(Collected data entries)

****

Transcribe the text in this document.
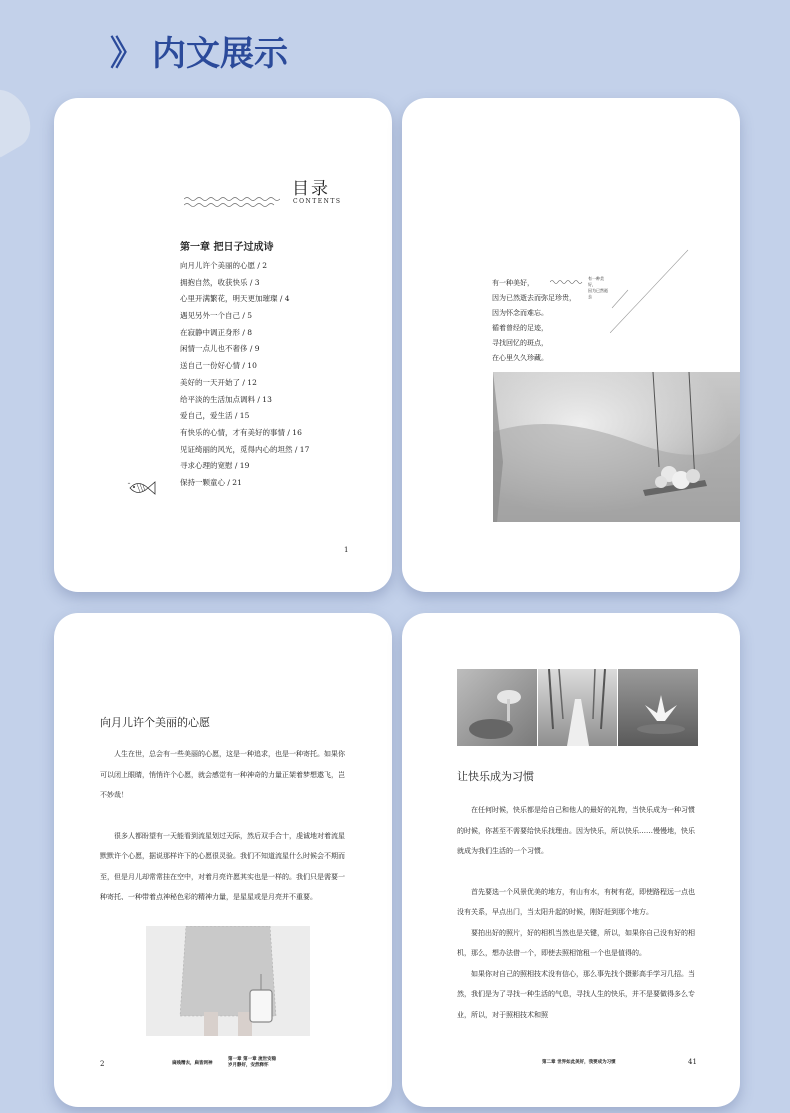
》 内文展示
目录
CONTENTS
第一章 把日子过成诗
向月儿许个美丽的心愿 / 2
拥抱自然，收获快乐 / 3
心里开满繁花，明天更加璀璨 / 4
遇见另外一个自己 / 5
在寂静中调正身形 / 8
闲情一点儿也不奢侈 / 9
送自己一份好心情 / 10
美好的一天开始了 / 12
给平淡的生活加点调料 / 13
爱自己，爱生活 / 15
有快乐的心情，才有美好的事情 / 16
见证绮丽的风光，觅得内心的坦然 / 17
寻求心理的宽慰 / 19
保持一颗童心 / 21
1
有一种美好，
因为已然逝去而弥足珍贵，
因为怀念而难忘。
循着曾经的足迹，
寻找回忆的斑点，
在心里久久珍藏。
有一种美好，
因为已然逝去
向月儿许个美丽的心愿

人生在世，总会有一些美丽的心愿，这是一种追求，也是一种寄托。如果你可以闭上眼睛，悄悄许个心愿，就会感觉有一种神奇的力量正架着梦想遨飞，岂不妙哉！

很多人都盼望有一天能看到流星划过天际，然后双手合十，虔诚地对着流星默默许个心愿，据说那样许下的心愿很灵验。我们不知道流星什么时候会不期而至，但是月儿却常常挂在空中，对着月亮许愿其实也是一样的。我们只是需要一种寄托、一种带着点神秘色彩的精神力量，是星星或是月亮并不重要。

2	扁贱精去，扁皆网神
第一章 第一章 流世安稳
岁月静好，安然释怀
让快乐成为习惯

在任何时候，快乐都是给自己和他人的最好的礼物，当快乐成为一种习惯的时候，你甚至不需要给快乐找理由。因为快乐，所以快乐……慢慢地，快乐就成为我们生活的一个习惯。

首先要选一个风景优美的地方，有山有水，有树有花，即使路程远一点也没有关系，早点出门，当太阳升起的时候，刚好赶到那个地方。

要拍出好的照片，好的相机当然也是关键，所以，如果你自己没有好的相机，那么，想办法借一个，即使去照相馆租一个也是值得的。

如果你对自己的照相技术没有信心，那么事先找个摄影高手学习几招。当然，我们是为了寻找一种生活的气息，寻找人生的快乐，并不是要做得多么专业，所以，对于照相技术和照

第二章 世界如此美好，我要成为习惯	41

****

**What this task involves**
Pictures appear in the records above. Output everything except them, exactly.

**Result of the task**
Transcribe the text in this document.
》 内文展示
目录
CONTENTS
第一章 把日子过成诗
向月儿许个美丽的心愿 / 2
拥抱自然，收获快乐 / 3
心里开满繁花，明天更加璀璨 / 4
遇见另外一个自己 / 5
在寂静中调正身形 / 8
闲情一点儿也不奢侈 / 9
送自己一份好心情 / 10
美好的一天开始了 / 12
给平淡的生活加点调料 / 13
爱自己，爱生活 / 15
有快乐的心情，才有美好的事情 / 16
见证绮丽的风光，觅得内心的坦然 / 17
寻求心理的宽慰 / 19
保持一颗童心 / 21
1
有一种美好，
因为已然逝去而弥足珍贵，
因为怀念而难忘。
循着曾经的足迹，
寻找回忆的斑点，
在心里久久珍藏。
有一种美好，
因为已然逝去
向月儿许个美丽的心愿

人生在世，总会有一些美丽的心愿，这是一种追求，也是一种寄托。如果你可以闭上眼睛，悄悄许个心愿，就会感觉有一种神奇的力量正架着梦想遨飞，岂不妙哉！

很多人都盼望有一天能看到流星划过天际，然后双手合十，虔诚地对着流星默默许个心愿，据说那样许下的心愿很灵验。我们不知道流星什么时候会不期而至，但是月儿却常常挂在空中，对着月亮许愿其实也是一样的。我们只是需要一种寄托、一种带着点神秘色彩的精神力量，是星星或是月亮并不重要。

2	扁贱精去，扁皆网神
第一章 第一章 流世安稳
岁月静好，安然释怀
让快乐成为习惯

在任何时候，快乐都是给自己和他人的最好的礼物，当快乐成为一种习惯的时候，你甚至不需要给快乐找理由。因为快乐，所以快乐……慢慢地，快乐就成为我们生活的一个习惯。

首先要选一个风景优美的地方，有山有水，有树有花，即使路程远一点也没有关系，早点出门，当太阳升起的时候，刚好赶到那个地方。

要拍出好的照片，好的相机当然也是关键，所以，如果你自己没有好的相机，那么，想办法借一个，即使去照相馆租一个也是值得的。

如果你对自己的照相技术没有信心，那么事先找个摄影高手学习几招。当然，我们是为了寻找一种生活的气息，寻找人生的快乐，并不是要做得多么专业，所以，对于照相技术和照

第二章 世界如此美好，我要成为习惯	41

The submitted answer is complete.